→ Job
Go over the listing below line by line and tally those containing "脱毛サロンを最初に知ったキッカケは何ですか". Give only the tally.

(Stored entries)
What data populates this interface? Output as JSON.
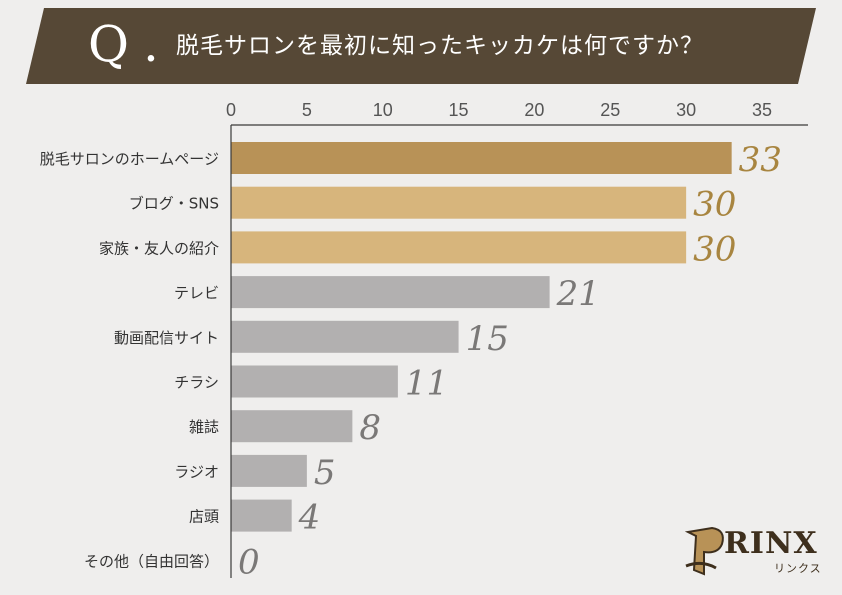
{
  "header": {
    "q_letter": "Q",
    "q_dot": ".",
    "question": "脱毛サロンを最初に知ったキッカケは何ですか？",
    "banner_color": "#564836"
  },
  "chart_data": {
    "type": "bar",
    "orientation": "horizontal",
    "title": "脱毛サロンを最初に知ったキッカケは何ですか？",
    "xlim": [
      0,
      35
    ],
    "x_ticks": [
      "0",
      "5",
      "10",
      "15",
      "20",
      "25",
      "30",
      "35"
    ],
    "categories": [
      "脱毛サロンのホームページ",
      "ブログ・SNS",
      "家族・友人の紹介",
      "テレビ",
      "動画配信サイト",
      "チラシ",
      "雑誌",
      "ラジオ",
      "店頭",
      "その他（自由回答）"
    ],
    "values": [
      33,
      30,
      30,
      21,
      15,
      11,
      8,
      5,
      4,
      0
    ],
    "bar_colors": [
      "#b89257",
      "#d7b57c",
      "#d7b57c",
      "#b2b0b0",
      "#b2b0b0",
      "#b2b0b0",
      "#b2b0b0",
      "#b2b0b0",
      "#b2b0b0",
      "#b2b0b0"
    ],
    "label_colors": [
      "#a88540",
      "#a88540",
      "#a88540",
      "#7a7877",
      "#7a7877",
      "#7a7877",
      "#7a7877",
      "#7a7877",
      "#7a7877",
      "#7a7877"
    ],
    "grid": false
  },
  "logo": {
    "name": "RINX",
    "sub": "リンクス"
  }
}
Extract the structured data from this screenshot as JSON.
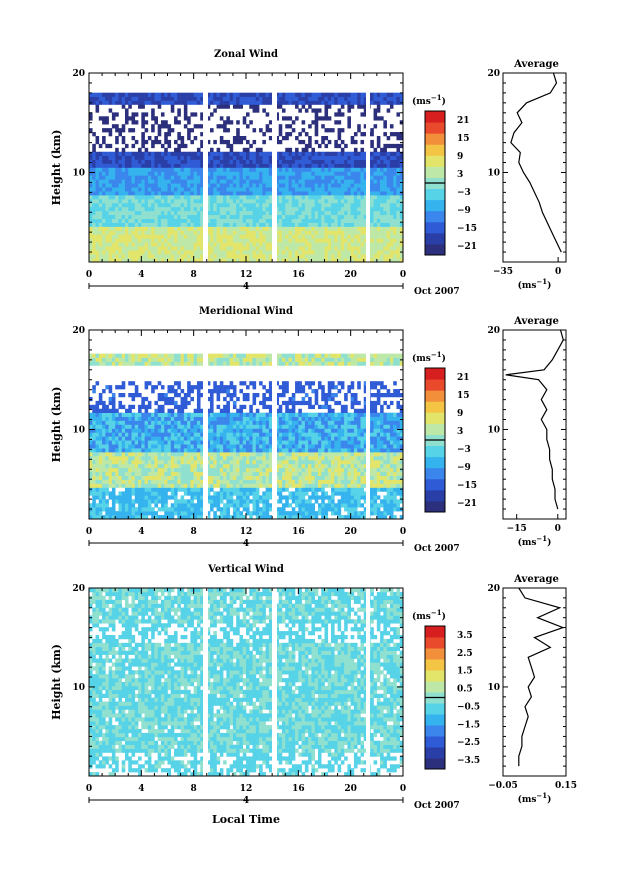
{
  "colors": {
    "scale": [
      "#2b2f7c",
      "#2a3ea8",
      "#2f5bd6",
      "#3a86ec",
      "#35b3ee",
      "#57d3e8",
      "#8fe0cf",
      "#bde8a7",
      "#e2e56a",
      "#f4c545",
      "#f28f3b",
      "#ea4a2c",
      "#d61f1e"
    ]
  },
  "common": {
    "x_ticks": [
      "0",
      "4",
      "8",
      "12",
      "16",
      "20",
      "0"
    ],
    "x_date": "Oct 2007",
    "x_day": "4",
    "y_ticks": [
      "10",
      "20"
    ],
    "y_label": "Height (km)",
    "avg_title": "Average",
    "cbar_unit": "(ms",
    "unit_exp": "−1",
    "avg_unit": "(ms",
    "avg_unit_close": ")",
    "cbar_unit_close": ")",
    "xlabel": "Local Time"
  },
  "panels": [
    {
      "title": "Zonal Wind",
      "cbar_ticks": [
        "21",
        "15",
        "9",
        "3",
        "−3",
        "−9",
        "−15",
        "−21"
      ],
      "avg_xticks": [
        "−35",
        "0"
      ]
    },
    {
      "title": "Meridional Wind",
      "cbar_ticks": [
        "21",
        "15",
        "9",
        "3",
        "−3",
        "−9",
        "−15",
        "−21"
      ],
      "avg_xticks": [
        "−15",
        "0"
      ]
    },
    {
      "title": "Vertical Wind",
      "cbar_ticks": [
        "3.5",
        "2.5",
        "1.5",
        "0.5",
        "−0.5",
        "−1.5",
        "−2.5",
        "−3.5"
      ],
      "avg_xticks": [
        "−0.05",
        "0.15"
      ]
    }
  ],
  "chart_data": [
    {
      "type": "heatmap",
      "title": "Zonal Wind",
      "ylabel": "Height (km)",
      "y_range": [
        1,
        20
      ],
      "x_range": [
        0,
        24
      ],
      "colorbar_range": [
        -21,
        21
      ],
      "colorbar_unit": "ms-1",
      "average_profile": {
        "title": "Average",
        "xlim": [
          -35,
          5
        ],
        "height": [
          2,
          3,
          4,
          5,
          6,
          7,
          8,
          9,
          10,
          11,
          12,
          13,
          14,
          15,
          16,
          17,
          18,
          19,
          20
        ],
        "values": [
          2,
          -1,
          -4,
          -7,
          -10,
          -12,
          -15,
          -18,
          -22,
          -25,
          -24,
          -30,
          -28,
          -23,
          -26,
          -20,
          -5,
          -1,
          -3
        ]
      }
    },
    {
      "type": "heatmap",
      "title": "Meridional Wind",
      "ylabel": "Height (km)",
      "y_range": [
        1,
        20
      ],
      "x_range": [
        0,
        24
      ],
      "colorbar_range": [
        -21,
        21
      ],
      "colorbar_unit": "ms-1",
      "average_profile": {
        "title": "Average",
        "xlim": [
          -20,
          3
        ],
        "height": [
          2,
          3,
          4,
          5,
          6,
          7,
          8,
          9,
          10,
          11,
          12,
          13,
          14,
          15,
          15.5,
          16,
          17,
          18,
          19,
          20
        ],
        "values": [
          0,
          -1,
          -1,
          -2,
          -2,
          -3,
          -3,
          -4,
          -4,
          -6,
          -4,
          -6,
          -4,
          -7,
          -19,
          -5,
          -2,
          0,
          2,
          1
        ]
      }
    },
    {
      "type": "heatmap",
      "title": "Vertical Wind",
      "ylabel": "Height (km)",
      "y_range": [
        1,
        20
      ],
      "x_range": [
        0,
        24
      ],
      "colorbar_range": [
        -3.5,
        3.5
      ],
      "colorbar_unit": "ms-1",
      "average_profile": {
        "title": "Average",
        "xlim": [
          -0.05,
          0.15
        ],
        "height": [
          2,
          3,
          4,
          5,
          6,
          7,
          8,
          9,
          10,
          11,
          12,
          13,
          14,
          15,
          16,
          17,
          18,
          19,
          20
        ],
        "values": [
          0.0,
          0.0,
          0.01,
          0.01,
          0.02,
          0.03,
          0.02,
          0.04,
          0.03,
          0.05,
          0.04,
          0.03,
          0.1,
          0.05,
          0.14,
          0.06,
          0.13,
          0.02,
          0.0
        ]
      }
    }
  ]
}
...
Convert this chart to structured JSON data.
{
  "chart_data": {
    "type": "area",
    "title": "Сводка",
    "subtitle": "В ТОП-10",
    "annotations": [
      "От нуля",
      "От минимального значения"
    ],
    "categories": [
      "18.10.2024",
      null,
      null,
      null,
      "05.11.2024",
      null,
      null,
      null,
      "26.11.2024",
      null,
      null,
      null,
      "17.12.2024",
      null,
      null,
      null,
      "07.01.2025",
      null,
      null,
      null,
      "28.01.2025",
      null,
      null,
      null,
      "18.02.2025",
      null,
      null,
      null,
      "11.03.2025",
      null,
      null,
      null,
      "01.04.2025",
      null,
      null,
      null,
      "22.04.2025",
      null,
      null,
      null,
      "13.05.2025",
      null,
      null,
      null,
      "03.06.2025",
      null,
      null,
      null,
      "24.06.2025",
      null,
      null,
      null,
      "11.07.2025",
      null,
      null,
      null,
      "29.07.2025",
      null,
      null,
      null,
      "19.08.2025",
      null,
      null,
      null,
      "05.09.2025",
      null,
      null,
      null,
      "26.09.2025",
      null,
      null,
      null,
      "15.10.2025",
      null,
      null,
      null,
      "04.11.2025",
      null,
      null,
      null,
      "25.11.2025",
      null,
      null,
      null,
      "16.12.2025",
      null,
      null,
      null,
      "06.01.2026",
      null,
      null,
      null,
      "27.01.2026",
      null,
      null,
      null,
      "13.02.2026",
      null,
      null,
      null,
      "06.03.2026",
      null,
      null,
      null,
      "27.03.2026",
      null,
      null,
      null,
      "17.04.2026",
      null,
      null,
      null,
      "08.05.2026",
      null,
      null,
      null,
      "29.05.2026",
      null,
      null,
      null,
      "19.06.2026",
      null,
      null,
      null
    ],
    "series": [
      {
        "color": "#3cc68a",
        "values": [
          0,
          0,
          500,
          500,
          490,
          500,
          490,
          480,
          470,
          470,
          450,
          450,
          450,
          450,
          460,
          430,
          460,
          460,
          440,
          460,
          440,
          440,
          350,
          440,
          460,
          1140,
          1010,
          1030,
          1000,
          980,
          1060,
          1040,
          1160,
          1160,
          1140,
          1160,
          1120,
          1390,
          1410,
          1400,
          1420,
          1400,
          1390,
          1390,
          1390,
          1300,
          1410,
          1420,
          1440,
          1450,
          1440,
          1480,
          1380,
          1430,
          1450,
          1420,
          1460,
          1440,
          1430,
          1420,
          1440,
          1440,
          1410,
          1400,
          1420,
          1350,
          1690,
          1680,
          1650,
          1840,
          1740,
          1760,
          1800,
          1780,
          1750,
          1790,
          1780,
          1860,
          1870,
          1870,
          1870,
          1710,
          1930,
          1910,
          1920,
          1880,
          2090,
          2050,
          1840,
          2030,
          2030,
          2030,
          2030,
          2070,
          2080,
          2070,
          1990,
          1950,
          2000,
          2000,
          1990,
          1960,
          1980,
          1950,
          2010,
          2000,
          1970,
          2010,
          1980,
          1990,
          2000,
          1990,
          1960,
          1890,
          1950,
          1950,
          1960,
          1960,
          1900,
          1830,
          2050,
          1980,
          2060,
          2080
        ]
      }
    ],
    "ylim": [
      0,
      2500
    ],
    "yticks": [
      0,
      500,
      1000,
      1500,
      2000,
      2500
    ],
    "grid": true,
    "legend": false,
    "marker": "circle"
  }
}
* * *
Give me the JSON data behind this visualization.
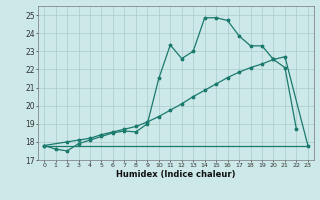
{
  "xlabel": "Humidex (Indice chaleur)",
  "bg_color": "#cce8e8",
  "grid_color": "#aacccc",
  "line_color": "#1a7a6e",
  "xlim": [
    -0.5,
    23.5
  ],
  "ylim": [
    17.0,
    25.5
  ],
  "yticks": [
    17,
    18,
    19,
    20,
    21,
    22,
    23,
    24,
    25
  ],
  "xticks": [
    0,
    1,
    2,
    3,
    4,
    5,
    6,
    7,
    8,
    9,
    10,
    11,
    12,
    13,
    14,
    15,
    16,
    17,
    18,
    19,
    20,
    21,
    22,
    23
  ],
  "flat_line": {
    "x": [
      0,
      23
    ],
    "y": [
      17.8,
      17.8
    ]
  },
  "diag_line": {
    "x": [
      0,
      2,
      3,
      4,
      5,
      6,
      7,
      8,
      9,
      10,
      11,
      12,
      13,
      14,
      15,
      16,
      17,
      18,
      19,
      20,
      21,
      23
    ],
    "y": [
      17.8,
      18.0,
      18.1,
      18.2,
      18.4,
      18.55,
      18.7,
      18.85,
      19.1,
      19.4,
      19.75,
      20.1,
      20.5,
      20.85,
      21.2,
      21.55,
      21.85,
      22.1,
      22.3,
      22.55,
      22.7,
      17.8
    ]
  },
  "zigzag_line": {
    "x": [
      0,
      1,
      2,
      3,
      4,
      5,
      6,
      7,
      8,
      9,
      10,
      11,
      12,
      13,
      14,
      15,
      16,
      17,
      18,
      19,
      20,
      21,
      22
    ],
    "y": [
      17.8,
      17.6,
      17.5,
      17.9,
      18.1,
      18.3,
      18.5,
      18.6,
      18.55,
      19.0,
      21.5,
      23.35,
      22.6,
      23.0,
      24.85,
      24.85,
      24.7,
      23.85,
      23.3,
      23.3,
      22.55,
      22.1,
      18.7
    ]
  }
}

→ Full response
2